* **DATA**
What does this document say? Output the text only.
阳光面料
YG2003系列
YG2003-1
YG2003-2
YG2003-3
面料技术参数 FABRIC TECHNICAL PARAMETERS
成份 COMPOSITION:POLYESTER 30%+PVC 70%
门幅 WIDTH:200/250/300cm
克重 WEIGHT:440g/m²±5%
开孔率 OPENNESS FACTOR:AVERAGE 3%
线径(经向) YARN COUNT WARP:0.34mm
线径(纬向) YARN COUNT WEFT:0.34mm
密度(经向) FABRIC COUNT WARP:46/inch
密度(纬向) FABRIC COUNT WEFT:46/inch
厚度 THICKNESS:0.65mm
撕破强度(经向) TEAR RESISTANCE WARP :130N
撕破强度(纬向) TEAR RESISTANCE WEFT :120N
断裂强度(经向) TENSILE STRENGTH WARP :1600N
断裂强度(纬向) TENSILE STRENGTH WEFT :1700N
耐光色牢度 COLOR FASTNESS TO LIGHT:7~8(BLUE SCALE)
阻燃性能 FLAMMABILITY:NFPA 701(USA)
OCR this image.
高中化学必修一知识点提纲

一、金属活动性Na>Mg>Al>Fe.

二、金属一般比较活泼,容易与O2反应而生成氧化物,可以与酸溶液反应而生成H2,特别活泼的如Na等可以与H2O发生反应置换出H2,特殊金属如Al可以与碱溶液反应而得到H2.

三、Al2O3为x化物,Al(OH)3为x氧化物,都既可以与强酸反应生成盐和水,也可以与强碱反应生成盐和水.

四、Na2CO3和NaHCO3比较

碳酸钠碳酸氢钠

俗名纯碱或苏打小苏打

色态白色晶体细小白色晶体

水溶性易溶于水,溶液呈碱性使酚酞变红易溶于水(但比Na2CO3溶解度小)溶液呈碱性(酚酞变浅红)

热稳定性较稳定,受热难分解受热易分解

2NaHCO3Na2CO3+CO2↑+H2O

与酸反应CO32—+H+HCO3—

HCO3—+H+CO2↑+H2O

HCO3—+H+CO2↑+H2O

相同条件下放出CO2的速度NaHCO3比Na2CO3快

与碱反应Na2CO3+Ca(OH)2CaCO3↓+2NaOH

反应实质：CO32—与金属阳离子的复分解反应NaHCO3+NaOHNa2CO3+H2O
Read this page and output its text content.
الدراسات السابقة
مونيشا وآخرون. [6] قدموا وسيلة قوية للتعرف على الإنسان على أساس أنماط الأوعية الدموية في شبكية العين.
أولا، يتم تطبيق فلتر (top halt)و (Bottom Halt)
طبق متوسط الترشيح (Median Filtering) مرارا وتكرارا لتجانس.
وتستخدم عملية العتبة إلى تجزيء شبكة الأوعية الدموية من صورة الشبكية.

* **WHAT TO WORK ON**
Everything from the line containing "Read this page and output its text content." to the last line of the entries above should be quoted exactly, and only that.

* **ANSWER TO THIS EXERCISE**
Read this page and output its text content.
الدراسات السابقة
مونيشا وآخرون. [6] قدموا وسيلة قوية للتعرف على الإنسان على أساس أنماط الأوعية الدموية في شبكية العين.
أولا، يتم تطبيق فلتر (top halt)و (Bottom Halt)
طبق متوسط الترشيح (Median Filtering) مرارا وتكرارا لتجانس.
وتستخدم عملية العتبة إلى تجزيء شبكة الأوعية الدموية من صورة الشبكية.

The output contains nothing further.